[Dataset entries on figures]
==============================
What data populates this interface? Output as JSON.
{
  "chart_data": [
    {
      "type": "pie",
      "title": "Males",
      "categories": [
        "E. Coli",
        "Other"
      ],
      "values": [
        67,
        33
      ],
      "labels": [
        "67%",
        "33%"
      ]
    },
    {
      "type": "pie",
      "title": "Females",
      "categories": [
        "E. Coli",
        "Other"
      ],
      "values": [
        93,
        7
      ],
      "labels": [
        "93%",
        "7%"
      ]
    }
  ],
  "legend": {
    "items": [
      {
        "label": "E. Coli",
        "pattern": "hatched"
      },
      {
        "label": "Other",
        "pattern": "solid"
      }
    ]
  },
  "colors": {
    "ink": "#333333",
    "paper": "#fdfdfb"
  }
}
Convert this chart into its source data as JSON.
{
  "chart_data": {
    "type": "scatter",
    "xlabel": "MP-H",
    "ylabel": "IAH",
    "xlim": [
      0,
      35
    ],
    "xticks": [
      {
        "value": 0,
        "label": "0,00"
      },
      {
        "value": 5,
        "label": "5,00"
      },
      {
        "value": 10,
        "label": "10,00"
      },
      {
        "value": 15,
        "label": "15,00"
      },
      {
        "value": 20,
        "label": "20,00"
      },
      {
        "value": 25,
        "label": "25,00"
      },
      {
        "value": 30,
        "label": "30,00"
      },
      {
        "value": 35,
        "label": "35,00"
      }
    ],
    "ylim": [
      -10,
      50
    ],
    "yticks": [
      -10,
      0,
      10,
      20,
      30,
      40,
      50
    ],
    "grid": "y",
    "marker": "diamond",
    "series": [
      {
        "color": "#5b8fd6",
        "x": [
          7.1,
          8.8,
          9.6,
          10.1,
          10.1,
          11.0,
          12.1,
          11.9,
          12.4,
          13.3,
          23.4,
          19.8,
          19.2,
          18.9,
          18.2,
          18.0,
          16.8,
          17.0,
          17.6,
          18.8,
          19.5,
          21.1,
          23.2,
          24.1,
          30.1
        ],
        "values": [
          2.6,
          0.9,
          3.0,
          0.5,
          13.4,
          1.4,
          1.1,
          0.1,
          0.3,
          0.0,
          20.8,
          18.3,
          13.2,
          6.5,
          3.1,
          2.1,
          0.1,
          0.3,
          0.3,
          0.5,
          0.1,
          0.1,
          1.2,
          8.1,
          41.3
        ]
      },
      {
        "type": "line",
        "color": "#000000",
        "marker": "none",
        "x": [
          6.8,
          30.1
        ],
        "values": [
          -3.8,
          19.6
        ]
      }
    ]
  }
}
==============================
TASK TO COMPLETE: Print every entry exactly as it appears.

RIGHT ANSWER:
What data populates this interface? Output as JSON.
{
  "chart_data": [
    {
      "type": "pie",
      "title": "Males",
      "categories": [
        "E. Coli",
        "Other"
      ],
      "values": [
        67,
        33
      ],
      "labels": [
        "67%",
        "33%"
      ]
    },
    {
      "type": "pie",
      "title": "Females",
      "categories": [
        "E. Coli",
        "Other"
      ],
      "values": [
        93,
        7
      ],
      "labels": [
        "93%",
        "7%"
      ]
    }
  ],
  "legend": {
    "items": [
      {
        "label": "E. Coli",
        "pattern": "hatched"
      },
      {
        "label": "Other",
        "pattern": "solid"
      }
    ]
  },
  "colors": {
    "ink": "#333333",
    "paper": "#fdfdfb"
  }
}
Convert this chart into its source data as JSON.
{
  "chart_data": {
    "type": "scatter",
    "xlabel": "MP-H",
    "ylabel": "IAH",
    "xlim": [
      0,
      35
    ],
    "xticks": [
      {
        "value": 0,
        "label": "0,00"
      },
      {
        "value": 5,
        "label": "5,00"
      },
      {
        "value": 10,
        "label": "10,00"
      },
      {
        "value": 15,
        "label": "15,00"
      },
      {
        "value": 20,
        "label": "20,00"
      },
      {
        "value": 25,
        "label": "25,00"
      },
      {
        "value": 30,
        "label": "30,00"
      },
      {
        "value": 35,
        "label": "35,00"
      }
    ],
    "ylim": [
      -10,
      50
    ],
    "yticks": [
      -10,
      0,
      10,
      20,
      30,
      40,
      50
    ],
    "grid": "y",
    "marker": "diamond",
    "series": [
      {
        "color": "#5b8fd6",
        "x": [
          7.1,
          8.8,
          9.6,
          10.1,
          10.1,
          11.0,
          12.1,
          11.9,
          12.4,
          13.3,
          23.4,
          19.8,
          19.2,
          18.9,
          18.2,
          18.0,
          16.8,
          17.0,
          17.6,
          18.8,
          19.5,
          21.1,
          23.2,
          24.1,
          30.1
        ],
        "values": [
          2.6,
          0.9,
          3.0,
          0.5,
          13.4,
          1.4,
          1.1,
          0.1,
          0.3,
          0.0,
          20.8,
          18.3,
          13.2,
          6.5,
          3.1,
          2.1,
          0.1,
          0.3,
          0.3,
          0.5,
          0.1,
          0.1,
          1.2,
          8.1,
          41.3
        ]
      },
      {
        "type": "line",
        "color": "#000000",
        "marker": "none",
        "x": [
          6.8,
          30.1
        ],
        "values": [
          -3.8,
          19.6
        ]
      }
    ]
  }
}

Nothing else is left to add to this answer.